Фрагмент документа ▸
Тогда упертые англичане запрягли в него, как лошадей, три эсминца, и под огнем противника потащили дальше. И на последнем издыхании дотащили. После чего выкачали авиационное топливо и использовали по назначению.

Больше на Средиземноморье немцы и их союзники успехов не имели.

Русское чудо обошлось без названия. Возможно, его можно было бы поименовать «глобус», или «геополитика», и оно, как водится у русских, было наименее чудесатым из всех.

Практически сразу после разгрома Красной армии под Харьковом, среди немецких генералов начался ропот. Они полагали, что в сложившейся ситуации армию целесообразно развернуть на север, на Москву, тогда как Гитлер упрямо гнал войска на восток — к Волге, и на юг — на Кавказ и Закавказье. Где они в конце концов и увязли, растянув коммуникации и застряв в плотной обороне на труднопроходимой местности.

Военных можно понять — их цель выиграть сражение, победить противника. Но германское руководство рассуждало как политики, как стратеги, его целью было не захватить столицу врага, а достичь целей войны. И для этого задачи поход на Москву представлялся практически бесполезным. В первую очередь потому, что, даже, если предположить, что ее вообще удалось бы взять, толку от Москвы было немного. Это осенью сорок первого можно было предполагать, что со взятием столицы Красная армия полностью потеряет боеспособность, или советский народ восстанет против «еврейской большевистской власти», или Сталин сдастся и убежит за Урал. В сорок втором иллюзий о возможности полностью оккупировать Россию, или создать марионеточное правительство вроде режима Виши, никто уже особенно не питал. Более-менее лояльное руководство, с которым можно договориться, и хорошие территориальные приобретения вполне устроили бы Гитлера, для которого, заметим, в отличие от СССР, война не представлялась войной на уничтожение. Хорошие плодородные земли с умеренным количеством коренного населения, которыми удобно управлять и которые легко колонизировать, запасы полезных ископаемых — донбасский уголь и закавказская нефть, мягкий привычный среднеевропейскому человек климат… Немецкие политики отнюдь не мечтали о глухих лесах, лютых морозах и миллионах мрачных мужиков, всегда готовых сделать гадость истинному арийцу. Взятие Москвы любой ценой представлялось в этих условиях плохой идеей.

Кроме того, хотя основные сражения разворачивались на восточном фронте, карта мира у фюрера тоже присутствовала. И в свете казавшегося неизбежным разгрома англичан в Средиземноморье и шаткости позиции Турции, вот-вот готовой присоединиться к державам Оси, приоритетный захват Причерноморья, Кавказа и Закавказья выглядел более, чем логичным. Так можно было рассечь Евразию надвое, изолировав остатки Советского Союза в бесплодных северных землях без выхода к европейским морям, отделить Британию от азиатских колоний и нарушить все коммуникации союзников в Восточном полушарии, кроме бесконечно долгого пути вокруг Африки. Не ради ли этого германский народ уже три года выносил тяготы войны?

Предоставленные записи ▸
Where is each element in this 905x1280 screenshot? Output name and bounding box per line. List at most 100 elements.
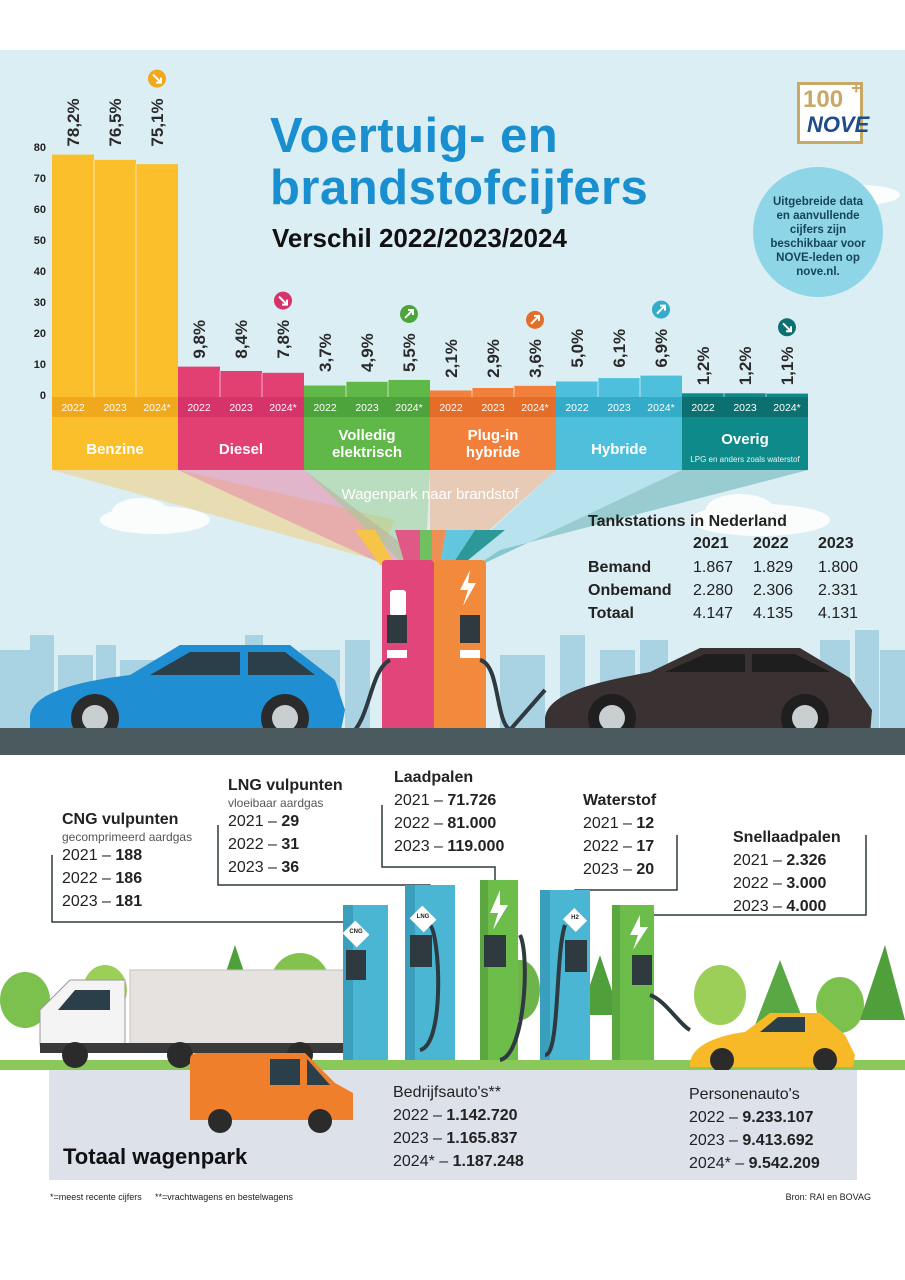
info-row-year: 2023 – <box>733 898 787 915</box>
tankstations-row: Bemand 1.867 1.829 1.800 <box>588 559 888 582</box>
tankstations-year: 2022 <box>753 535 789 552</box>
info-row-value: 71.726 <box>447 792 497 809</box>
info-row-year: 2022 – <box>733 875 787 892</box>
info-row-value: 1.142.720 <box>446 1107 518 1124</box>
lng-subtitle: vloeibaar aardgas <box>228 796 324 810</box>
info-row: 2023 – 181 <box>62 890 192 913</box>
group-label-panel <box>682 417 808 470</box>
personenautos-title: Personenauto's <box>689 1086 800 1103</box>
tankstations-table: Tankstations in Nederland 2021 2022 2023 B… <box>588 513 888 628</box>
info-row-value: 119.000 <box>447 838 505 855</box>
cng-info: CNG vulpunten gecomprimeerd aardgas 2021… <box>62 808 192 913</box>
info-row-year: 2022 – <box>228 836 282 853</box>
year-label: 2024* <box>647 402 674 414</box>
yellow-car <box>690 1013 855 1072</box>
info-row-value: 81.000 <box>447 815 497 832</box>
lng-title: LNG vulpunten <box>228 777 343 794</box>
info-row-year: 2022 – <box>393 1107 447 1124</box>
group-name: Benzine <box>86 441 144 458</box>
bar-value-label: 2,9% <box>484 339 503 378</box>
info-row-year: 2021 – <box>228 813 282 830</box>
bar <box>766 393 808 397</box>
y-tick-label: 60 <box>33 204 46 216</box>
info-bubble: Uitgebreide data en aanvullende cijfers zi… <box>753 167 883 297</box>
bottom-illustration <box>0 805 905 1072</box>
laadpalen-info: Laadpalen 2021 – 71.726 2022 – 81.000 2023… <box>394 766 504 858</box>
bar-value-label: 1,1% <box>778 347 797 386</box>
info-row: 2024* – 9.542.209 <box>689 1152 820 1175</box>
info-row-year: 2022 – <box>62 870 116 887</box>
tankstations-rows: Bemand 1.867 1.829 1.800 Onbemand 2.280 2.306 2… <box>588 559 888 628</box>
bar-chart: 78,2% 2022 76,5% 2023 75,1% 2024* Benzine 9,8% 2… <box>52 69 808 470</box>
info-row: 2021 – 12 <box>583 812 656 835</box>
group-name: Volledig elektrisch <box>332 427 402 461</box>
year-label: 2024* <box>521 402 548 414</box>
tankstations-cell: 4.135 <box>753 605 794 622</box>
info-row: 2021 – 188 <box>62 844 192 867</box>
info-row-value: 9.233.107 <box>742 1109 814 1126</box>
logo-frame <box>797 82 863 144</box>
bar-value-label: 78,2% <box>64 98 83 146</box>
y-tick-label: 50 <box>33 235 46 247</box>
lng-info: LNG vulpunten vloeibaar aardgas 2021 – 2… <box>228 774 343 879</box>
fuel-pump-pink <box>382 560 434 738</box>
lng-badge-label: LNG <box>416 914 430 920</box>
cng-rows: 2021 – 188 2022 – 186 2023 – 181 <box>62 844 192 913</box>
bar <box>640 375 682 397</box>
year-label: 2024* <box>269 402 296 414</box>
tankstations-cell: 1.800 <box>818 559 859 576</box>
tankstations-cell: 4.147 <box>693 605 734 622</box>
info-row-year: 2021 – <box>394 792 448 809</box>
trend-arrow-glyph <box>404 308 414 319</box>
tankstations-cell: 4.131 <box>818 605 859 622</box>
year-label: 2022 <box>691 402 715 414</box>
info-row: 2023 – 9.413.692 <box>689 1129 820 1152</box>
tankstations-row-label: Onbemand <box>588 582 672 599</box>
bar-value-label: 76,5% <box>106 98 125 146</box>
info-row-value: 31 <box>281 836 300 853</box>
page-subtitle: Verschil 2022/2023/2024 <box>272 223 567 253</box>
bar <box>304 385 346 397</box>
bar <box>262 372 304 397</box>
info-row-year: 2022 – <box>394 815 448 832</box>
year-band <box>556 397 682 417</box>
fast-charger-pump <box>612 905 654 1060</box>
bar <box>556 381 598 397</box>
year-label: 2023 <box>481 402 505 414</box>
y-tick-label: 10 <box>33 359 46 371</box>
year-label: 2022 <box>565 402 589 414</box>
info-row-year: 2024* – <box>689 1155 749 1172</box>
info-row-year: 2022 – <box>689 1109 743 1126</box>
bar-value-label: 1,2% <box>736 347 755 386</box>
bedrijfsautos-rows: 2022 – 1.142.720 2023 – 1.165.837 2024* – … <box>393 1104 524 1173</box>
bar <box>682 393 724 397</box>
trend-arrow-glyph <box>152 73 162 84</box>
bar-value-label: 75,1% <box>148 98 167 146</box>
trend-arrow-glyph <box>278 295 288 306</box>
bar-value-label: 5,0% <box>568 329 587 368</box>
info-bubble-text: Uitgebreide data en aanvullende cijfers zi… <box>753 195 883 279</box>
cng-title: CNG vulpunten <box>62 811 179 828</box>
logo-number: 100 <box>803 86 844 113</box>
info-bubble-line: en aanvullende <box>776 210 860 222</box>
info-row: 2023 – 36 <box>228 856 343 879</box>
info-row-value: 3.000 <box>786 875 827 892</box>
info-row: 2023 – 4.000 <box>733 895 841 918</box>
year-label: 2023 <box>229 402 253 414</box>
info-row: 2024* – 1.187.248 <box>393 1150 524 1173</box>
info-row-year: 2023 – <box>228 859 282 876</box>
group-name: Hybride <box>591 441 647 458</box>
totaal-title: Totaal wagenpark <box>63 1144 248 1169</box>
year-band <box>52 397 178 417</box>
year-band <box>178 397 304 417</box>
funnel <box>52 470 808 570</box>
info-row-value: 186 <box>115 870 143 887</box>
info-row-year: 2023 – <box>583 861 637 878</box>
waterstof-info: Waterstof 2021 – 12 2022 – 17 2023 – 20 <box>583 789 656 881</box>
info-row-value: 181 <box>115 893 143 910</box>
year-label: 2022 <box>187 402 211 414</box>
bar <box>388 379 430 397</box>
tankstations-row: Onbemand 2.280 2.306 2.331 <box>588 582 888 605</box>
chart-title: Wagenpark naar brandstof <box>341 486 519 503</box>
cng-badge-label: CNG <box>349 929 363 935</box>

Поставленная задача 1 ▸ Почему, согласно фрагменту о стратегии Германии, германское руководство считало поход на Москву практически бесполезным? Ответьте одним–тремя предложениями.
Поставленная задача 2 ▸ Перепишите из записей строки, начиная со строки, в которой есть «info-row-year: 2023 – <box>733», и заканчивая строкой, в которой есть «group-label-panel <box>682 417 808 470</box>», включительно.

Решение задачи 1 ▸ Даже если бы Москву удалось взять, толку от нее было бы немного. В сорок втором никто уже особенно не питал иллюзий, что Россию можно полностью оккупировать или создать там марионеточное правительство вроде режима Виши. Гитлера вполне устроили бы более-менее лояльное руководство и хорошие территориальные приобретения, тогда как глухие леса и лютые морозы немецких политиков не привлекали.

Решение задачи 2 ▸
info-row-year: 2023 – <box>733 898 787 915</box>
tankstations-row: Bemand 1.867 1.829 1.800 <box>588 559 888 582</box>
tankstations-year: 2022 <box>753 535 789 552</box>
info-row-value: 71.726 <box>447 792 497 809</box>
info-row-year: 2022 – <box>733 875 787 892</box>
info-row-value: 1.142.720 <box>446 1107 518 1124</box>
lng-subtitle: vloeibaar aardgas <box>228 796 324 810</box>
info-row: 2023 – 181 <box>62 890 192 913</box>
group-label-panel <box>682 417 808 470</box>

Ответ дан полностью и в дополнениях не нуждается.